Identify and pull out each line of the entries in which "xlabel" occurs.

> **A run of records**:
==========

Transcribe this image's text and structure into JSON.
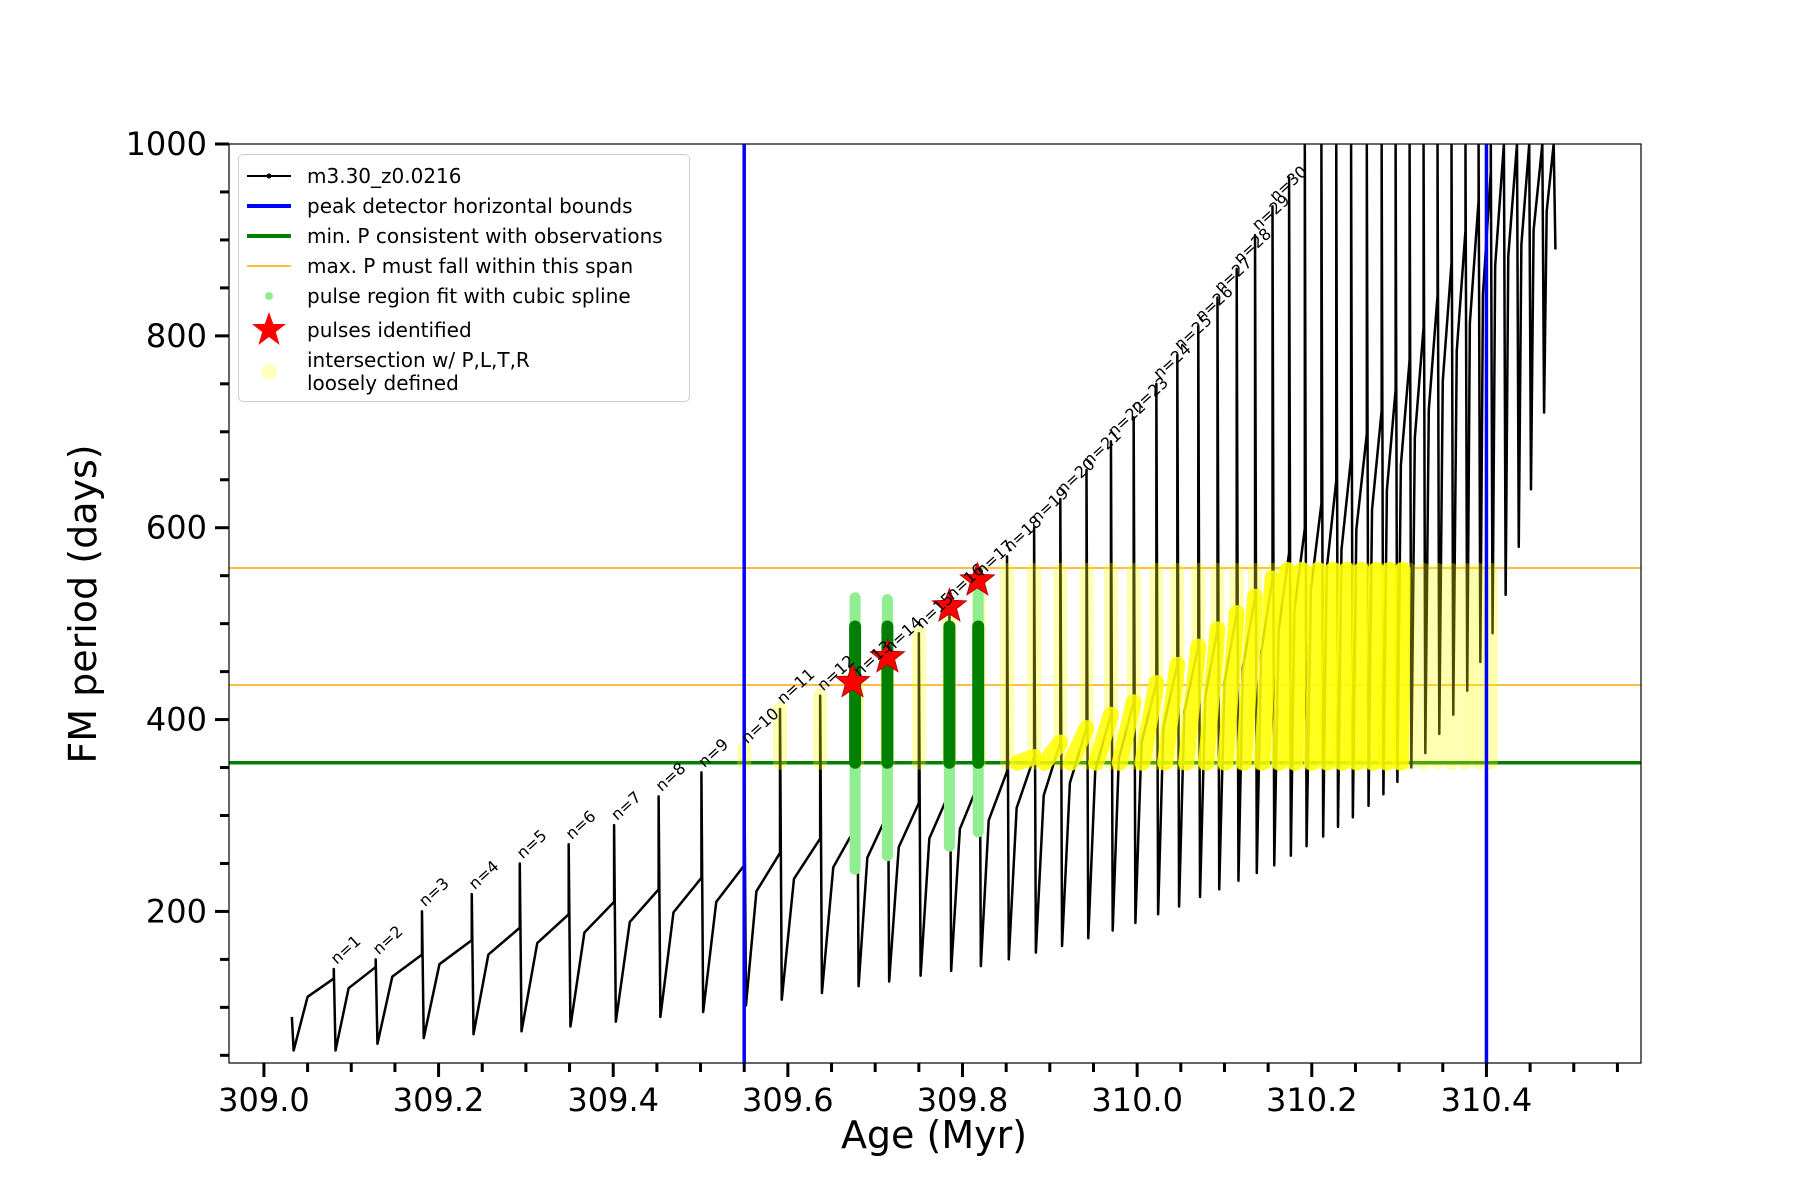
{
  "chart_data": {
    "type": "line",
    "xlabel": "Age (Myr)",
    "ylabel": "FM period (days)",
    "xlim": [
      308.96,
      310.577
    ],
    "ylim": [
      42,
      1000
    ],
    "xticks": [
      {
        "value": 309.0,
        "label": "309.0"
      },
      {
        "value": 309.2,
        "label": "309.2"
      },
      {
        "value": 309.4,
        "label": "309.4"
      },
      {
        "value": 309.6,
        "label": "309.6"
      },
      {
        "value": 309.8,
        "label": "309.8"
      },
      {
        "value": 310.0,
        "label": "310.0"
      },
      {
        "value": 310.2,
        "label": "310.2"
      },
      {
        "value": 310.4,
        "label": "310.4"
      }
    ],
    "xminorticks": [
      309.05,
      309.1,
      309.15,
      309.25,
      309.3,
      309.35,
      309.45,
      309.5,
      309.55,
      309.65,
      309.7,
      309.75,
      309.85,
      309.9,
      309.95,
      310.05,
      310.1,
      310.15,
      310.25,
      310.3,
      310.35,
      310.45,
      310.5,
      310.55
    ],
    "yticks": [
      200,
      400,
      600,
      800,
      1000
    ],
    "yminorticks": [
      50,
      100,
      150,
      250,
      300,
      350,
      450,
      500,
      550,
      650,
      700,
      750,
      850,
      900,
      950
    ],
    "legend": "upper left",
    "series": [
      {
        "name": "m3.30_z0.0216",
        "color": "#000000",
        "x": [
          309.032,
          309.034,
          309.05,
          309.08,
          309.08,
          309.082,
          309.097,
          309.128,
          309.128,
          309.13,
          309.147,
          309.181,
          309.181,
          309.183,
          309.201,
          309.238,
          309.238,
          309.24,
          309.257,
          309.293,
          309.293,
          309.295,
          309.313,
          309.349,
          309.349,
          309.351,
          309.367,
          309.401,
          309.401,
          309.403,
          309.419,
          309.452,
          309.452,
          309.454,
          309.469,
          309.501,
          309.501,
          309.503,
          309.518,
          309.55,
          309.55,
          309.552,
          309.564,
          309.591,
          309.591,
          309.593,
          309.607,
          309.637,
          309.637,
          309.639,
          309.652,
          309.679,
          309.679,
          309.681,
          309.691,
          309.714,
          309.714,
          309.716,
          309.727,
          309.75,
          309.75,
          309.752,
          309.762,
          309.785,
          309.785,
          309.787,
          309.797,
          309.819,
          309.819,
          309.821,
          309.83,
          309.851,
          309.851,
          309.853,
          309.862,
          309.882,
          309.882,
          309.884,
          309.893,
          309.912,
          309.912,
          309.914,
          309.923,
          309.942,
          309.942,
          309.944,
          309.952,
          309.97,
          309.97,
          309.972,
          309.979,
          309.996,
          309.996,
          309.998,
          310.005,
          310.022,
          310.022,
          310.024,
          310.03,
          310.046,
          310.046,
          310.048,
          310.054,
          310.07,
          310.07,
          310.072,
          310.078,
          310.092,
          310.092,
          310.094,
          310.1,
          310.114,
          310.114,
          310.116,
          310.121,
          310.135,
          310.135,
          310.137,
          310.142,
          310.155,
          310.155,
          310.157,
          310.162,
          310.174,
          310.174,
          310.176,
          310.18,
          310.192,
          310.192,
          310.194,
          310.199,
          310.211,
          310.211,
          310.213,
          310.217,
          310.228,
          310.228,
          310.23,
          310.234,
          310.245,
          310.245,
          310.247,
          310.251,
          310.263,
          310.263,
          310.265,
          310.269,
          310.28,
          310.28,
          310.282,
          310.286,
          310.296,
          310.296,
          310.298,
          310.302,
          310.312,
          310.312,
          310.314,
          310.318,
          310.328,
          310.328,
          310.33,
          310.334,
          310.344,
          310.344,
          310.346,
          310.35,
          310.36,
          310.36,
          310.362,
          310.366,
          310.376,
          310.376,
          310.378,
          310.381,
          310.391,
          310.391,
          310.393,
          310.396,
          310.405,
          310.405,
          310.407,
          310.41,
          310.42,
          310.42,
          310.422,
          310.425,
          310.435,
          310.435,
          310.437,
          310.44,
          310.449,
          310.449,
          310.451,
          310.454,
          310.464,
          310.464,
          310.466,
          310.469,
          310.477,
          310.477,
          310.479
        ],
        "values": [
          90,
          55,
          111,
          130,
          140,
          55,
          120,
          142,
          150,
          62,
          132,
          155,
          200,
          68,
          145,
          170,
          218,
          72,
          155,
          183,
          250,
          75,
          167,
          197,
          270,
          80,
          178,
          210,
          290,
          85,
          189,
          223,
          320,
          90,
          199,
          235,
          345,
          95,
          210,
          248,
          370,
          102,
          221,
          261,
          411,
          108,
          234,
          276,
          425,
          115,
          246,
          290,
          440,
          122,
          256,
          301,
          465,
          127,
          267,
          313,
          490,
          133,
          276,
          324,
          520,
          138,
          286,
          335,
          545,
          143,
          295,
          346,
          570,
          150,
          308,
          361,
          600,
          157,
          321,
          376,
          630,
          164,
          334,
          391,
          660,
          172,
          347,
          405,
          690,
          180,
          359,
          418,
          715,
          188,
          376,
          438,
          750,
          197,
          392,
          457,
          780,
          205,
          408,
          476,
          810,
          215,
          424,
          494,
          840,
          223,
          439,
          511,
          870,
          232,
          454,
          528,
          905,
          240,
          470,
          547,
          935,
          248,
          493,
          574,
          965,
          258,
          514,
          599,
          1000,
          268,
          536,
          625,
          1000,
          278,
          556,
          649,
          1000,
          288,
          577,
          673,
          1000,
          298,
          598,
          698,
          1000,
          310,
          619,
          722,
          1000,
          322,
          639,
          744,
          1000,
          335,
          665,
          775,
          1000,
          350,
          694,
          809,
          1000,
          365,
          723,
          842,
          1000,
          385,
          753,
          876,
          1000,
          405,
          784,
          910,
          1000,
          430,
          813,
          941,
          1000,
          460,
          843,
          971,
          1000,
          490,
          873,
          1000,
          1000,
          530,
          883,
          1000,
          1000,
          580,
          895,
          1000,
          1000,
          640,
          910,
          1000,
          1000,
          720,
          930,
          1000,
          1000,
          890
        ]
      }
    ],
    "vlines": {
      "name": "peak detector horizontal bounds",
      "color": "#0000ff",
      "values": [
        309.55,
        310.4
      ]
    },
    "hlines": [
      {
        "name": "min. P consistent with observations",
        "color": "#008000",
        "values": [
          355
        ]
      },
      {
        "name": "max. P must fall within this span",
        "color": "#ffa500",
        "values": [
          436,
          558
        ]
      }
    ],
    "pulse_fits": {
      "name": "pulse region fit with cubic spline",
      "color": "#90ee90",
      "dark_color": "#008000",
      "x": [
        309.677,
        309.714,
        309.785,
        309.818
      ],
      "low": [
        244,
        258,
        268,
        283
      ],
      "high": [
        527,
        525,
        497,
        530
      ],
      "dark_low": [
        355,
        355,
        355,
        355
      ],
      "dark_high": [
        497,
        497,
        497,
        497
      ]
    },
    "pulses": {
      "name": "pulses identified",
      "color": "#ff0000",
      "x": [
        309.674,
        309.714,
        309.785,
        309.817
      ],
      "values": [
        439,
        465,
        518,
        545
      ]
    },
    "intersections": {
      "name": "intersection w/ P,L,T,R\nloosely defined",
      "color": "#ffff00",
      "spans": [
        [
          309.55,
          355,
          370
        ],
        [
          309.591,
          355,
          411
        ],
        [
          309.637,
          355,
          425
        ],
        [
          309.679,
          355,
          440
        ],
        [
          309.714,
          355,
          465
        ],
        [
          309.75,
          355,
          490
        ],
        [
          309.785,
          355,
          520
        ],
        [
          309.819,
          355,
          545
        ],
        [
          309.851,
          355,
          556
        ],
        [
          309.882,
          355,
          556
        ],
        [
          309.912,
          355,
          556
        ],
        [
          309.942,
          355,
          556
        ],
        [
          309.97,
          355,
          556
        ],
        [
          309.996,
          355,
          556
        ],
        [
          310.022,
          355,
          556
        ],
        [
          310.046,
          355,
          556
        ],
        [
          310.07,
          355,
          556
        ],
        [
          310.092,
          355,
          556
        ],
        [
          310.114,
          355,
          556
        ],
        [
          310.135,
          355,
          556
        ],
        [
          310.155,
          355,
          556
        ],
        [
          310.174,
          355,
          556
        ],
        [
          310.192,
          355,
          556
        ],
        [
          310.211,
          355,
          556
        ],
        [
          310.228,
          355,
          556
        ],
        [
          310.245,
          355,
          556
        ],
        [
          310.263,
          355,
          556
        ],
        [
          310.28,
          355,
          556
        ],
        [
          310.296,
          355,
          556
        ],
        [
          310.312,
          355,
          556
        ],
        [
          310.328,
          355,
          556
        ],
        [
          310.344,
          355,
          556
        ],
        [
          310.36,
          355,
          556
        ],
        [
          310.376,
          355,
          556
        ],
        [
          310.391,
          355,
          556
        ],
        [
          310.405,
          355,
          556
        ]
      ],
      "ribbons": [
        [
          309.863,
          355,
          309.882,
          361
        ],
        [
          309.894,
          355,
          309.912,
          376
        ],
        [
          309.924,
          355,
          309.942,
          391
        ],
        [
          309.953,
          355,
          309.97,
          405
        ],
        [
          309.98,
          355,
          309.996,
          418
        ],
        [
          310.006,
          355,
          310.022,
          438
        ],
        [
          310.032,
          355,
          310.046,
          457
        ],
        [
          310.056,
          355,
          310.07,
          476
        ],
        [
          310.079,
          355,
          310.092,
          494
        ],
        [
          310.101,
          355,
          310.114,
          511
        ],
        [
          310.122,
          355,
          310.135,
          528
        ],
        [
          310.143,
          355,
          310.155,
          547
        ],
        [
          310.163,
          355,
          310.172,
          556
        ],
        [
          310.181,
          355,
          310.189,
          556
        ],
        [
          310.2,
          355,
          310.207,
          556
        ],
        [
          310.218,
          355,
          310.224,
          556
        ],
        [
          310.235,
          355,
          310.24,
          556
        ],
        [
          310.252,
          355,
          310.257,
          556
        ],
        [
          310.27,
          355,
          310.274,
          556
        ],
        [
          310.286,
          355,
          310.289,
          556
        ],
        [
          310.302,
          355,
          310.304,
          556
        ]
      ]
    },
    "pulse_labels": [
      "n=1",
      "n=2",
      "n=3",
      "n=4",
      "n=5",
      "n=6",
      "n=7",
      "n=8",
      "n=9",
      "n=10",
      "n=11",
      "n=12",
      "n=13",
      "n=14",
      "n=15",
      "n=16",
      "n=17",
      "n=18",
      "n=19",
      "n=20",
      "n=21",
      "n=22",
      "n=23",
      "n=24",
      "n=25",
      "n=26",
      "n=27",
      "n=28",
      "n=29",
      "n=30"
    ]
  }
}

==========

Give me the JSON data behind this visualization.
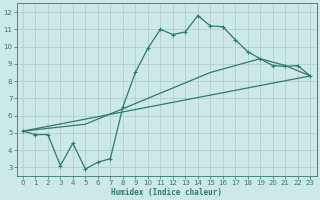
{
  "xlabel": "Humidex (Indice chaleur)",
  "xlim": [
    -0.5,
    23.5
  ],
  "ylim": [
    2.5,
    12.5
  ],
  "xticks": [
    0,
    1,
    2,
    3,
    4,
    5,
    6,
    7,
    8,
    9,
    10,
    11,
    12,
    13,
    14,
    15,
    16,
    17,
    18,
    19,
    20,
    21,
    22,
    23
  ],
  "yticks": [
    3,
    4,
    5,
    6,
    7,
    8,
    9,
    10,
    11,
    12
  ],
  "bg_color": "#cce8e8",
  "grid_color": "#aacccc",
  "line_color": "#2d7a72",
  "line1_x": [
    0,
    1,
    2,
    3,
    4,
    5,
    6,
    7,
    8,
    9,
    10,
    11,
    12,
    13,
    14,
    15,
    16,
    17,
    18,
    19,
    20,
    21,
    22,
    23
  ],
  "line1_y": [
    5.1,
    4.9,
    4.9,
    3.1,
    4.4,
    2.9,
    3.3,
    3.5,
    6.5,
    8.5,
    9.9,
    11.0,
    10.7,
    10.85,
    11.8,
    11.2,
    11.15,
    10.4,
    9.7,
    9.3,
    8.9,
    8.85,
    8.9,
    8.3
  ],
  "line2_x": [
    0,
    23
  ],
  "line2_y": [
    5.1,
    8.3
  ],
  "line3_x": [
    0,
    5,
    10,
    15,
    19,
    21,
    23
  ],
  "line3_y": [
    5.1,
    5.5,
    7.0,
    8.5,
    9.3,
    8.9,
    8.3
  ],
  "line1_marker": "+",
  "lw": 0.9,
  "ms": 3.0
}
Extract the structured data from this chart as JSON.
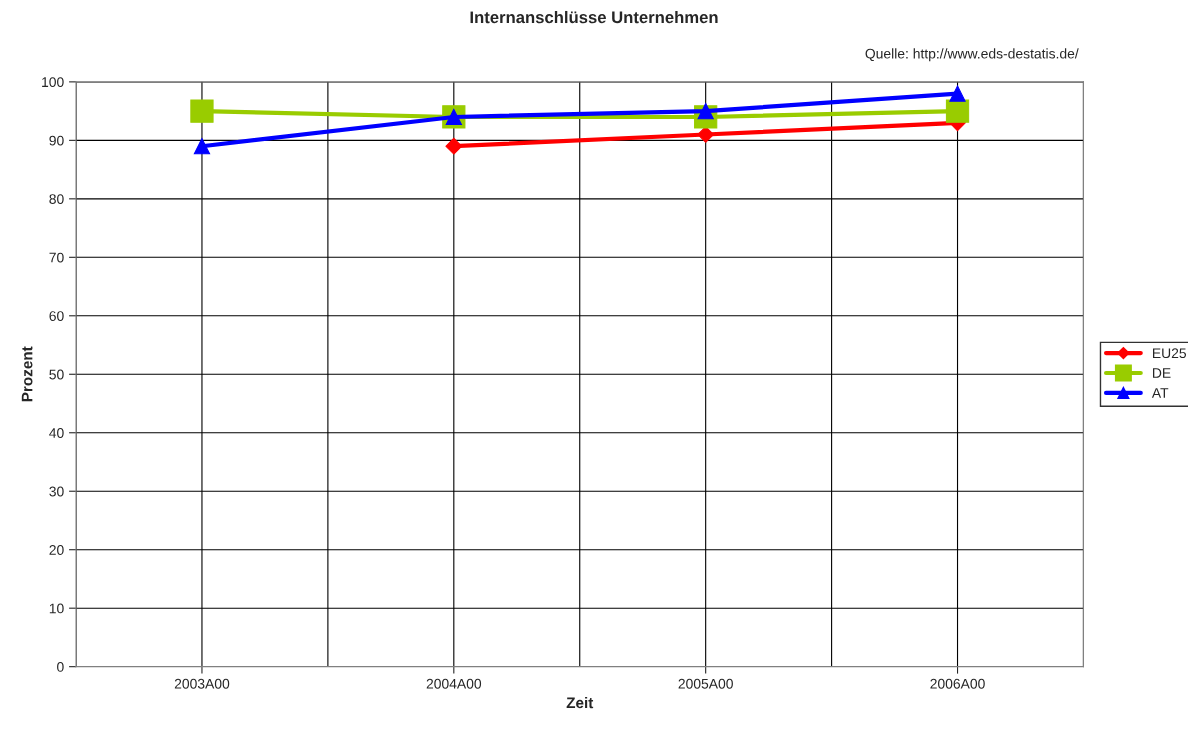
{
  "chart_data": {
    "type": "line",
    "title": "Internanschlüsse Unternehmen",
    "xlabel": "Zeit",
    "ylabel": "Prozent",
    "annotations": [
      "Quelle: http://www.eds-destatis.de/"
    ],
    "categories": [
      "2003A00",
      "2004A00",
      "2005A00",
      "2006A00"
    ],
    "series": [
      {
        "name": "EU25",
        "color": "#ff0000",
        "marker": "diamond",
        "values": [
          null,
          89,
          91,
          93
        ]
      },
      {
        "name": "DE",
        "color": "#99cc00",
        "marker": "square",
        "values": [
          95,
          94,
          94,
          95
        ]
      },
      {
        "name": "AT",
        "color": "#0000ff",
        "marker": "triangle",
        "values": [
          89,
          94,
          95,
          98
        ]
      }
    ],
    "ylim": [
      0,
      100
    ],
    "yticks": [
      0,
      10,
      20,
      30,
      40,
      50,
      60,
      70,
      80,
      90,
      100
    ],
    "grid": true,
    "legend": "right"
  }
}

==========

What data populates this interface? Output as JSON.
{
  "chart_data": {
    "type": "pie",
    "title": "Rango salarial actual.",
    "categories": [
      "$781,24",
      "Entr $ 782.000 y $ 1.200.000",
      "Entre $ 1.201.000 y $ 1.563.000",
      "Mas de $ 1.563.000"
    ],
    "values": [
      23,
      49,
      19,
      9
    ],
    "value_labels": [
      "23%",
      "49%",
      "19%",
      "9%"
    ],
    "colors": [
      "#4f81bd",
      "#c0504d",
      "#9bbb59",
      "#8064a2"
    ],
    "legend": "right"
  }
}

==========

> **Solution for this exercise**:
    "xlabel": "Age (Myr)",
  "xlabel": "Humidex (Indice chaleur)",
    "xlabel": "Zeit",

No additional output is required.